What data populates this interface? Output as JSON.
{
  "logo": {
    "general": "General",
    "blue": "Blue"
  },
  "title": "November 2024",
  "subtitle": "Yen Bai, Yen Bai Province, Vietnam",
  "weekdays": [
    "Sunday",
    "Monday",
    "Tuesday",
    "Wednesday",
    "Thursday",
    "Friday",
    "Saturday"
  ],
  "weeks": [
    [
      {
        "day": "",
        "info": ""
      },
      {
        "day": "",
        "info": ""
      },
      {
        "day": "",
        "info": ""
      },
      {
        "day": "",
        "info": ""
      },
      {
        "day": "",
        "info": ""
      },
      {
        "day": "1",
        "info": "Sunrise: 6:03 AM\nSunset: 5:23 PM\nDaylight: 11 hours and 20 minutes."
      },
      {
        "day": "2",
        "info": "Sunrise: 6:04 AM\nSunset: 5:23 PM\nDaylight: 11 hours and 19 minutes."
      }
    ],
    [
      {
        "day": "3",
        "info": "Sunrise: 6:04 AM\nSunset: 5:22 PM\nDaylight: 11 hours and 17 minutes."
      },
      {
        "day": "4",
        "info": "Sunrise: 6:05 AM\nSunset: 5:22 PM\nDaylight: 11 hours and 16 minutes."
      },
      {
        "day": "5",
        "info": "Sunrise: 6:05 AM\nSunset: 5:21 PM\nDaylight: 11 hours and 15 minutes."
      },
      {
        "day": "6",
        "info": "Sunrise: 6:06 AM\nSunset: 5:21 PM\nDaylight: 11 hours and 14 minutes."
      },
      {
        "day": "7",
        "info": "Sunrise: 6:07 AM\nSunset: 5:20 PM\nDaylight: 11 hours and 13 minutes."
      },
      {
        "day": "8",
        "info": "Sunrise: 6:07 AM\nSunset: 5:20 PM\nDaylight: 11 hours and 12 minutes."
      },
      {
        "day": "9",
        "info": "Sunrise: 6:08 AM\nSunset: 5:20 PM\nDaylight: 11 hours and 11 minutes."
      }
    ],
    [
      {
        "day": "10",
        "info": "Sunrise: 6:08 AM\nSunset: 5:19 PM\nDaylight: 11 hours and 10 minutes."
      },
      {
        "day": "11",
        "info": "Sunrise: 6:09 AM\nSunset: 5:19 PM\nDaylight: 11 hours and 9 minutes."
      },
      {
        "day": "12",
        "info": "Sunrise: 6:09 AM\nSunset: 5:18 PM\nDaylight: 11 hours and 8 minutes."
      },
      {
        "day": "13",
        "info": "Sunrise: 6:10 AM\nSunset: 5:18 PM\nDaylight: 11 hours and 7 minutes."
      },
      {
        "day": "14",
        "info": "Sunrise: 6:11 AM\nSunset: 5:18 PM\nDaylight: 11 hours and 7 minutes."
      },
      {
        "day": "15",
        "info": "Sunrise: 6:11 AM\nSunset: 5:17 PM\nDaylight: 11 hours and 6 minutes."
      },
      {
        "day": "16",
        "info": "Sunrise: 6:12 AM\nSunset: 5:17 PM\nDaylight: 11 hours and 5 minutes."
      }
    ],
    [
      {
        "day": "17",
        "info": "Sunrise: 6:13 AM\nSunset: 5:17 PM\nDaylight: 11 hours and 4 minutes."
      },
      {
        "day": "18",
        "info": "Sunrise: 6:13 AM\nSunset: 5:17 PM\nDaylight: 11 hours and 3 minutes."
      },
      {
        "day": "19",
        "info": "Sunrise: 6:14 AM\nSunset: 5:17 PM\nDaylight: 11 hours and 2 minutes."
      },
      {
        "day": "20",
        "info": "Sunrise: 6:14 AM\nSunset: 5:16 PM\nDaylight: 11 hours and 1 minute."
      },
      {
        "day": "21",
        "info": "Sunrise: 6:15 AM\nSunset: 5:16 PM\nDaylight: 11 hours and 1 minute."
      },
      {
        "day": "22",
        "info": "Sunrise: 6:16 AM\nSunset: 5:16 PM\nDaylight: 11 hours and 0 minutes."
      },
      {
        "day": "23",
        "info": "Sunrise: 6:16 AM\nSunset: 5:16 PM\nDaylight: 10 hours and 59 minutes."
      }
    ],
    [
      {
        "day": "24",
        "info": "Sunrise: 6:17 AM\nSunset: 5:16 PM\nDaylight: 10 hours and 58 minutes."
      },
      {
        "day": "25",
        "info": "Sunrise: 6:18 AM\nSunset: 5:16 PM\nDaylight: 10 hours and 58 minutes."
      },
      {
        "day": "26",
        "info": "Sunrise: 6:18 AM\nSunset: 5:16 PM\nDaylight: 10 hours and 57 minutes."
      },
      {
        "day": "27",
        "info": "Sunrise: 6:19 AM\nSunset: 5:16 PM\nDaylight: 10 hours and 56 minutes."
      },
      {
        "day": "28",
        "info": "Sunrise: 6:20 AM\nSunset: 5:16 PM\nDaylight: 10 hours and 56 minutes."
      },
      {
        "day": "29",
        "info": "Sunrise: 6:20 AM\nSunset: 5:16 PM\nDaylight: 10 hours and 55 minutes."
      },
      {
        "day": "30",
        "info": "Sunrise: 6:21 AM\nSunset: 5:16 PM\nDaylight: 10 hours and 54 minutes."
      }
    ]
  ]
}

WORK INSTRUCTIONS: Would you reproduce the material above in full, exactly as given?

COMPLETED TASK:
What data populates this interface? Output as JSON.
{
  "logo": {
    "general": "General",
    "blue": "Blue"
  },
  "title": "November 2024",
  "subtitle": "Yen Bai, Yen Bai Province, Vietnam",
  "weekdays": [
    "Sunday",
    "Monday",
    "Tuesday",
    "Wednesday",
    "Thursday",
    "Friday",
    "Saturday"
  ],
  "weeks": [
    [
      {
        "day": "",
        "info": ""
      },
      {
        "day": "",
        "info": ""
      },
      {
        "day": "",
        "info": ""
      },
      {
        "day": "",
        "info": ""
      },
      {
        "day": "",
        "info": ""
      },
      {
        "day": "1",
        "info": "Sunrise: 6:03 AM\nSunset: 5:23 PM\nDaylight: 11 hours and 20 minutes."
      },
      {
        "day": "2",
        "info": "Sunrise: 6:04 AM\nSunset: 5:23 PM\nDaylight: 11 hours and 19 minutes."
      }
    ],
    [
      {
        "day": "3",
        "info": "Sunrise: 6:04 AM\nSunset: 5:22 PM\nDaylight: 11 hours and 17 minutes."
      },
      {
        "day": "4",
        "info": "Sunrise: 6:05 AM\nSunset: 5:22 PM\nDaylight: 11 hours and 16 minutes."
      },
      {
        "day": "5",
        "info": "Sunrise: 6:05 AM\nSunset: 5:21 PM\nDaylight: 11 hours and 15 minutes."
      },
      {
        "day": "6",
        "info": "Sunrise: 6:06 AM\nSunset: 5:21 PM\nDaylight: 11 hours and 14 minutes."
      },
      {
        "day": "7",
        "info": "Sunrise: 6:07 AM\nSunset: 5:20 PM\nDaylight: 11 hours and 13 minutes."
      },
      {
        "day": "8",
        "info": "Sunrise: 6:07 AM\nSunset: 5:20 PM\nDaylight: 11 hours and 12 minutes."
      },
      {
        "day": "9",
        "info": "Sunrise: 6:08 AM\nSunset: 5:20 PM\nDaylight: 11 hours and 11 minutes."
      }
    ],
    [
      {
        "day": "10",
        "info": "Sunrise: 6:08 AM\nSunset: 5:19 PM\nDaylight: 11 hours and 10 minutes."
      },
      {
        "day": "11",
        "info": "Sunrise: 6:09 AM\nSunset: 5:19 PM\nDaylight: 11 hours and 9 minutes."
      },
      {
        "day": "12",
        "info": "Sunrise: 6:09 AM\nSunset: 5:18 PM\nDaylight: 11 hours and 8 minutes."
      },
      {
        "day": "13",
        "info": "Sunrise: 6:10 AM\nSunset: 5:18 PM\nDaylight: 11 hours and 7 minutes."
      },
      {
        "day": "14",
        "info": "Sunrise: 6:11 AM\nSunset: 5:18 PM\nDaylight: 11 hours and 7 minutes."
      },
      {
        "day": "15",
        "info": "Sunrise: 6:11 AM\nSunset: 5:17 PM\nDaylight: 11 hours and 6 minutes."
      },
      {
        "day": "16",
        "info": "Sunrise: 6:12 AM\nSunset: 5:17 PM\nDaylight: 11 hours and 5 minutes."
      }
    ],
    [
      {
        "day": "17",
        "info": "Sunrise: 6:13 AM\nSunset: 5:17 PM\nDaylight: 11 hours and 4 minutes."
      },
      {
        "day": "18",
        "info": "Sunrise: 6:13 AM\nSunset: 5:17 PM\nDaylight: 11 hours and 3 minutes."
      },
      {
        "day": "19",
        "info": "Sunrise: 6:14 AM\nSunset: 5:17 PM\nDaylight: 11 hours and 2 minutes."
      },
      {
        "day": "20",
        "info": "Sunrise: 6:14 AM\nSunset: 5:16 PM\nDaylight: 11 hours and 1 minute."
      },
      {
        "day": "21",
        "info": "Sunrise: 6:15 AM\nSunset: 5:16 PM\nDaylight: 11 hours and 1 minute."
      },
      {
        "day": "22",
        "info": "Sunrise: 6:16 AM\nSunset: 5:16 PM\nDaylight: 11 hours and 0 minutes."
      },
      {
        "day": "23",
        "info": "Sunrise: 6:16 AM\nSunset: 5:16 PM\nDaylight: 10 hours and 59 minutes."
      }
    ],
    [
      {
        "day": "24",
        "info": "Sunrise: 6:17 AM\nSunset: 5:16 PM\nDaylight: 10 hours and 58 minutes."
      },
      {
        "day": "25",
        "info": "Sunrise: 6:18 AM\nSunset: 5:16 PM\nDaylight: 10 hours and 58 minutes."
      },
      {
        "day": "26",
        "info": "Sunrise: 6:18 AM\nSunset: 5:16 PM\nDaylight: 10 hours and 57 minutes."
      },
      {
        "day": "27",
        "info": "Sunrise: 6:19 AM\nSunset: 5:16 PM\nDaylight: 10 hours and 56 minutes."
      },
      {
        "day": "28",
        "info": "Sunrise: 6:20 AM\nSunset: 5:16 PM\nDaylight: 10 hours and 56 minutes."
      },
      {
        "day": "29",
        "info": "Sunrise: 6:20 AM\nSunset: 5:16 PM\nDaylight: 10 hours and 55 minutes."
      },
      {
        "day": "30",
        "info": "Sunrise: 6:21 AM\nSunset: 5:16 PM\nDaylight: 10 hours and 54 minutes."
      }
    ]
  ]
}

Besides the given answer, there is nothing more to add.